### WHAT THE TASK ASKS
Copy out each line of the material below that holds the string "https".

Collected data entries
· · · · ·

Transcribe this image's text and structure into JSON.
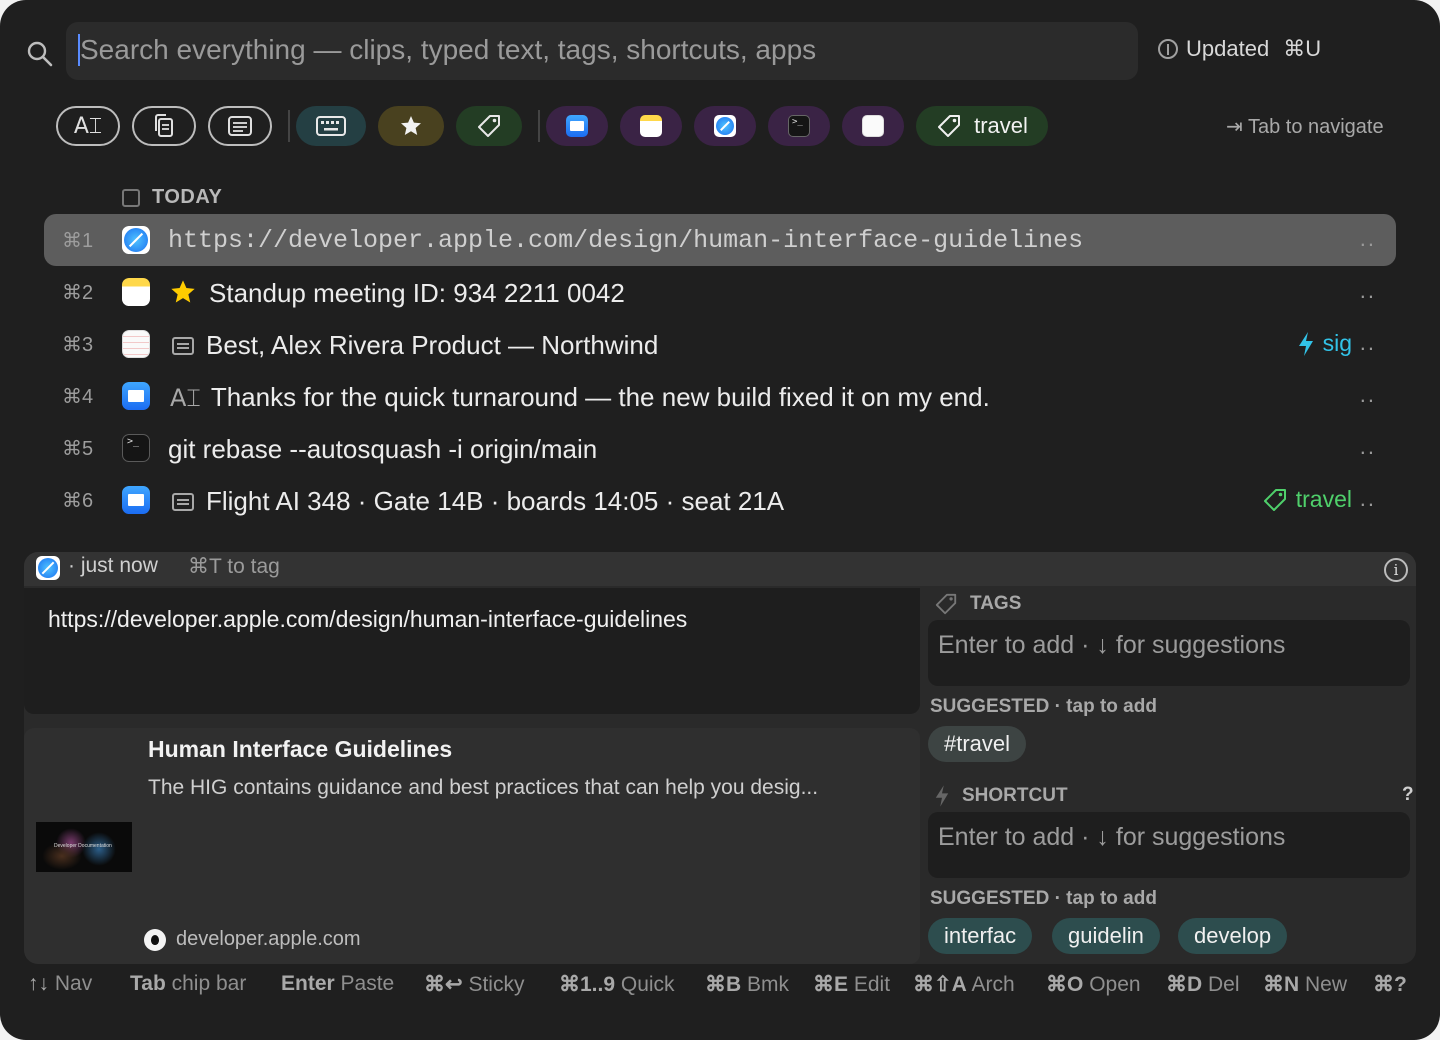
{
  "search": {
    "placeholder": "Search everything — clips, typed text, tags, shortcuts, apps",
    "updated_label": "Updated",
    "updated_shortcut": "⌘U"
  },
  "chip_bar": {
    "type_chips": [
      {
        "icon": "text-cursor-icon",
        "label": "A⌶"
      },
      {
        "icon": "copy-icon"
      },
      {
        "icon": "note-icon"
      }
    ],
    "filter_chips": [
      {
        "icon": "keyboard-icon",
        "color": "#243f43"
      },
      {
        "icon": "star-icon",
        "color": "#49411f"
      },
      {
        "icon": "tag-icon",
        "color": "#233d24"
      }
    ],
    "app_chips": [
      {
        "icon": "mail-app-icon",
        "color": "#3a2345"
      },
      {
        "icon": "notes-app-icon",
        "color": "#3a2345"
      },
      {
        "icon": "safari-app-icon",
        "color": "#3a2345"
      },
      {
        "icon": "terminal-app-icon",
        "color": "#3a2345"
      },
      {
        "icon": "reminders-app-icon",
        "color": "#3a2345"
      }
    ],
    "tag_chip": {
      "label": "travel",
      "color": "#233d24"
    },
    "tab_hint": "⇥ Tab to navigate"
  },
  "list": {
    "section": "TODAY",
    "rows": [
      {
        "key": "⌘1",
        "app": "safari-app-icon",
        "text": "https://developer.apple.com/design/human-interface-guidelines",
        "selected": true,
        "more": ".."
      },
      {
        "key": "⌘2",
        "app": "notes-app-icon",
        "prefix_icon": "star-icon",
        "text": "Standup meeting ID: 934 2211 0042",
        "more": ".."
      },
      {
        "key": "⌘3",
        "app": "reminders-app-icon",
        "prefix_icon": "note-icon",
        "text": "Best, Alex Rivera Product — Northwind",
        "trailing": "sig",
        "trailing_icon": "bolt-icon",
        "trailing_color": "#32c3e8",
        "more": ".."
      },
      {
        "key": "⌘4",
        "app": "mail-app-icon",
        "prefix": "A⌶",
        "text": "Thanks for the quick turnaround — the new build fixed it on my end.",
        "more": ".."
      },
      {
        "key": "⌘5",
        "app": "terminal-app-icon",
        "text": "git rebase --autosquash -i origin/main",
        "more": ".."
      },
      {
        "key": "⌘6",
        "app": "mail-app-icon",
        "prefix_icon": "note-icon",
        "text": "Flight AI 348 · Gate 14B · boards 14:05 · seat 21A",
        "trailing": "travel",
        "trailing_icon": "tag-icon",
        "trailing_color": "#4fd06b",
        "more": ".."
      }
    ]
  },
  "detail": {
    "header_time": "· just now",
    "header_hint": "⌘T to tag",
    "content": "https://developer.apple.com/design/human-interface-guidelines",
    "link_preview": {
      "title": "Human Interface Guidelines",
      "description": "The HIG contains guidance and best practices that can help you desig...",
      "domain": "developer.apple.com",
      "thumb_text": "Developer Documentation"
    },
    "tags": {
      "label": "TAGS",
      "placeholder": "Enter to add · ↓ for suggestions",
      "suggested_label": "SUGGESTED · tap to add",
      "suggestions": [
        "#travel"
      ]
    },
    "shortcut": {
      "label": "SHORTCUT",
      "help": "?",
      "placeholder": "Enter to add · ↓ for suggestions",
      "suggested_label": "SUGGESTED · tap to add",
      "suggestions": [
        "interfac",
        "guidelin",
        "develop"
      ]
    }
  },
  "footer": [
    {
      "key": "↑↓",
      "label": "Nav"
    },
    {
      "key": "Tab",
      "label": "chip bar"
    },
    {
      "key": "Enter",
      "label": "Paste"
    },
    {
      "key": "⌘↩",
      "label": "Sticky"
    },
    {
      "key": "⌘1..9",
      "label": "Quick"
    },
    {
      "key": "⌘B",
      "label": "Bmk"
    },
    {
      "key": "⌘E",
      "label": "Edit"
    },
    {
      "key": "⌘⇧A",
      "label": "Arch"
    },
    {
      "key": "⌘O",
      "label": "Open"
    },
    {
      "key": "⌘D",
      "label": "Del"
    },
    {
      "key": "⌘N",
      "label": "New"
    },
    {
      "key": "⌘?",
      "label": ""
    }
  ]
}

· · · · ·

### EXERCISE OUTPUT
        "text": "https://developer.apple.com/design/human-interface-guidelines",
    "content": "https://developer.apple.com/design/human-interface-guidelines",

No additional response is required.